- Stored entries:

----------------------------------------

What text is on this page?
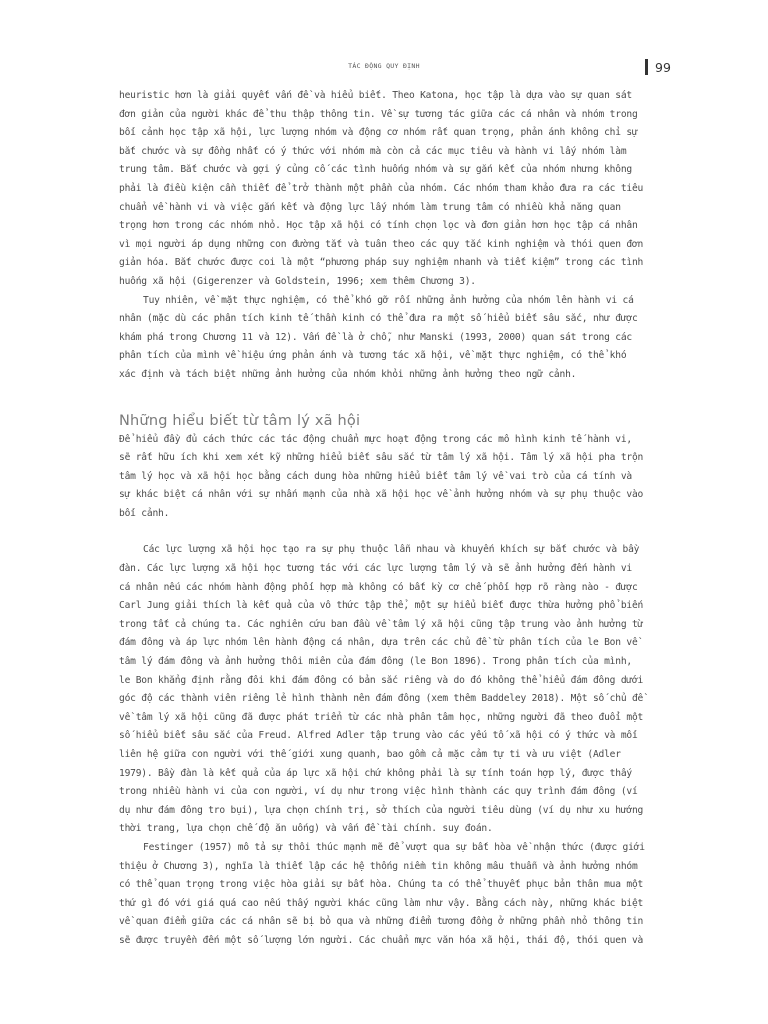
TÁC ĐỘNG QUY ĐỊNH	99

heuristic hơn là giải quyết vấn đề và hiểu biết. Theo Katona, học tập là dựa vào sự quan sát đơn giản của người khác để thu thập thông tin. Về sự tương tác giữa các cá nhân và nhóm trong bối cảnh học tập xã hội, lực lượng nhóm và động cơ nhóm rất quan trọng, phản ánh không chỉ sự bắt chước và sự đồng nhất có ý thức với nhóm mà còn cả các mục tiêu và hành vi lấy nhóm làm trung tâm. Bắt chước và gợi ý củng cố các tình huống nhóm và sự gắn kết của nhóm nhưng không phải là điều kiện cần thiết để trở thành một phần của nhóm. Các nhóm tham khảo đưa ra các tiêu chuẩn về hành vi và việc gắn kết và động lực lấy nhóm làm trung tâm có nhiều khả năng quan trọng hơn trong các nhóm nhỏ. Học tập xã hội có tính chọn lọc và đơn giản hơn học tập cá nhân vì mọi người áp dụng những con đường tắt và tuân theo các quy tắc kinh nghiệm và thói quen đơn giản hóa. Bắt chước được coi là một “phương pháp suy nghiệm nhanh và tiết kiệm” trong các tình huống xã hội (Gigerenzer và Goldstein, 1996; xem thêm Chương 3).

Tuy nhiên, về mặt thực nghiệm, có thể khó gỡ rối những ảnh hưởng của nhóm lên hành vi cá nhân (mặc dù các phân tích kinh tế thần kinh có thể đưa ra một số hiểu biết sâu sắc, như được khám phá trong Chương 11 và 12). Vấn đề là ở chỗ, như Manski (1993, 2000) quan sát trong các phân tích của mình về hiệu ứng phản ánh và tương tác xã hội, về mặt thực nghiệm, có thể khó xác định và tách biệt những ảnh hưởng của nhóm khỏi những ảnh hưởng theo ngữ cảnh.

Những hiểu biết từ tâm lý xã hội

Để hiểu đầy đủ cách thức các tác động chuẩn mực hoạt động trong các mô hình kinh tế hành vi, sẽ rất hữu ích khi xem xét kỹ những hiểu biết sâu sắc từ tâm lý xã hội. Tâm lý xã hội pha trộn tâm lý học và xã hội học bằng cách dung hòa những hiểu biết tâm lý về vai trò của cá tính và sự khác biệt cá nhân với sự nhấn mạnh của nhà xã hội học về ảnh hưởng nhóm và sự phụ thuộc vào bối cảnh.

Các lực lượng xã hội học tạo ra sự phụ thuộc lẫn nhau và khuyến khích sự bắt chước và bầy đàn. Các lực lượng xã hội học tương tác với các lực lượng tâm lý và sẽ ảnh hưởng đến hành vi cá nhân nếu các nhóm hành động phối hợp mà không có bất kỳ cơ chế phối hợp rõ ràng nào - được Carl Jung giải thích là kết quả của vô thức tập thể, một sự hiểu biết được thừa hưởng phổ biến trong tất cả chúng ta. Các nghiên cứu ban đầu về tâm lý xã hội cũng tập trung vào ảnh hưởng từ đám đông và áp lực nhóm lên hành động cá nhân, dựa trên các chủ đề từ phân tích của le Bon về tâm lý đám đông và ảnh hưởng thôi miên của đám đông (le Bon 1896). Trong phân tích của mình, le Bon khẳng định rằng đôi khi đám đông có bản sắc riêng và do đó không thể hiểu đám đông dưới góc độ các thành viên riêng lẻ hình thành nên đám đông (xem thêm Baddeley 2018). Một số chủ đề về tâm lý xã hội cũng đã được phát triển từ các nhà phân tâm học, những người đã theo đuổi một số hiểu biết sâu sắc của Freud. Alfred Adler tập trung vào các yếu tố xã hội có ý thức và mối liên hệ giữa con người với thế giới xung quanh, bao gồm cả mặc cảm tự ti và ưu việt (Adler 1979). Bầy đàn là kết quả của áp lực xã hội chứ không phải là sự tính toán hợp lý, được thấy trong nhiều hành vi của con người, ví dụ như trong việc hình thành các quy trình đám đông (ví dụ như đám đông tro bụi), lựa chọn chính trị, sở thích của người tiêu dùng (ví dụ như xu hướng thời trang, lựa chọn chế độ ăn uống) và vấn đề tài chính. suy đoán.

Festinger (1957) mô tả sự thôi thúc mạnh mẽ để vượt qua sự bất hòa về nhận thức (được giới thiệu ở Chương 3), nghĩa là thiết lập các hệ thống niềm tin không mâu thuẫn và ảnh hưởng nhóm có thể quan trọng trong việc hòa giải sự bất hòa. Chúng ta có thể thuyết phục bản thân mua một thứ gì đó với giá quá cao nếu thấy người khác cũng làm như vậy. Bằng cách này, những khác biệt về quan điểm giữa các cá nhân sẽ bị bỏ qua và những điểm tương đồng ở những phần nhỏ thông tin sẽ được truyền đến một số lượng lớn người. Các chuẩn mực văn hóa xã hội, thái độ, thói quen và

----------------------------------------

- Description of the task: Write down the number of lines where the word "cách" appears, and nothing further.

- Result of this exercise: 2